# Work to do
Write out the stretch of records from their first line through the line containing "notification-count: 1: [1532, 41, 1548, 69]", including both of those lines, and keep every character unchanged.

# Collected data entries

(begin)

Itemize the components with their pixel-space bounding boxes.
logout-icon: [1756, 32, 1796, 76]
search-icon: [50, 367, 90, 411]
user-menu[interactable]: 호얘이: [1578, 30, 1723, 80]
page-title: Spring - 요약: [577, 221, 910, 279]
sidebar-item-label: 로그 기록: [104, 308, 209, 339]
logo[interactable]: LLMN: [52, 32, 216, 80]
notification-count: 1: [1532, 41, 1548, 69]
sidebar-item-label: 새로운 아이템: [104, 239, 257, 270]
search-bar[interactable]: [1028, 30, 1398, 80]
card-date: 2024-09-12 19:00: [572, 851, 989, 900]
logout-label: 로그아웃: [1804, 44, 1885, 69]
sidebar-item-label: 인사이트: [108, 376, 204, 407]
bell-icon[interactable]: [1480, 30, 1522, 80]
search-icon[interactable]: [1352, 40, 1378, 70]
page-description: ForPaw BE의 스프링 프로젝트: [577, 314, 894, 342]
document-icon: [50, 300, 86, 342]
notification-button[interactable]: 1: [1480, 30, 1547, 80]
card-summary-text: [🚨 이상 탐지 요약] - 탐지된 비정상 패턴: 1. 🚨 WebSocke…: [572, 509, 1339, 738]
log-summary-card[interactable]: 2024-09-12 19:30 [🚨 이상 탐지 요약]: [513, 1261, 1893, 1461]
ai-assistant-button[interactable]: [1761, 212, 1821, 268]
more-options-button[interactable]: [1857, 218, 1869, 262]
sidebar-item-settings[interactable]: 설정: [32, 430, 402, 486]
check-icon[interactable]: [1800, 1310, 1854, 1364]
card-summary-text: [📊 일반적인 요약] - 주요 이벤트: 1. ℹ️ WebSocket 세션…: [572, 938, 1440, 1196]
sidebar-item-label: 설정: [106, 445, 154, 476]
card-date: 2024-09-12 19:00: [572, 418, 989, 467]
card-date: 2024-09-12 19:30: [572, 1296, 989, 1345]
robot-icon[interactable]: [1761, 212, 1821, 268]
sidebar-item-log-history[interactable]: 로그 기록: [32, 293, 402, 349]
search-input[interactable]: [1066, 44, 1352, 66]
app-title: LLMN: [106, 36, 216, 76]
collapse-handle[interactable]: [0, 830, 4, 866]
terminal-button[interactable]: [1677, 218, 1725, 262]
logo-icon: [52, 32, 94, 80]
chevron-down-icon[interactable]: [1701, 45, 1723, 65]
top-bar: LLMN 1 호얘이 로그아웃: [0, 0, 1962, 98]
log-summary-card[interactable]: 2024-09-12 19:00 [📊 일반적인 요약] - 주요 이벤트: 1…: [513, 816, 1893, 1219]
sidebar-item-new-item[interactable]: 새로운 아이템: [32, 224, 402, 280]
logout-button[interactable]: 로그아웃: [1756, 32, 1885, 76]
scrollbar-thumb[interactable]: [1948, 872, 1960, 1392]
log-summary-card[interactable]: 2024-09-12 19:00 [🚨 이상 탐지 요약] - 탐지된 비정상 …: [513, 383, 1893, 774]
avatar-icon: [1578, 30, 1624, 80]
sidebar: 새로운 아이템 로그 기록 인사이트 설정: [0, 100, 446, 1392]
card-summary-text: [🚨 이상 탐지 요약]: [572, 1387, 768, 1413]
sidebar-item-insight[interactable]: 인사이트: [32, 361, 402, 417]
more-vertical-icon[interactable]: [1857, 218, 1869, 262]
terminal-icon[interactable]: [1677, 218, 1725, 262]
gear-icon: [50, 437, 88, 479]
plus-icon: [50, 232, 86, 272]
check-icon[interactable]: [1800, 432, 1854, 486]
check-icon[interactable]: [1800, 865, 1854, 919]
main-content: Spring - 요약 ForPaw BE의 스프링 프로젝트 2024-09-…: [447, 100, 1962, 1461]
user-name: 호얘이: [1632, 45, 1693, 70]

(end)

# Exercise solution
Itemize the components with their pixel-space bounding boxes.
logout-icon: [1756, 32, 1796, 76]
search-icon: [50, 367, 90, 411]
user-menu[interactable]: 호얘이: [1578, 30, 1723, 80]
page-title: Spring - 요약: [577, 221, 910, 279]
sidebar-item-label: 로그 기록: [104, 308, 209, 339]
logo[interactable]: LLMN: [52, 32, 216, 80]
notification-count: 1: [1532, 41, 1548, 69]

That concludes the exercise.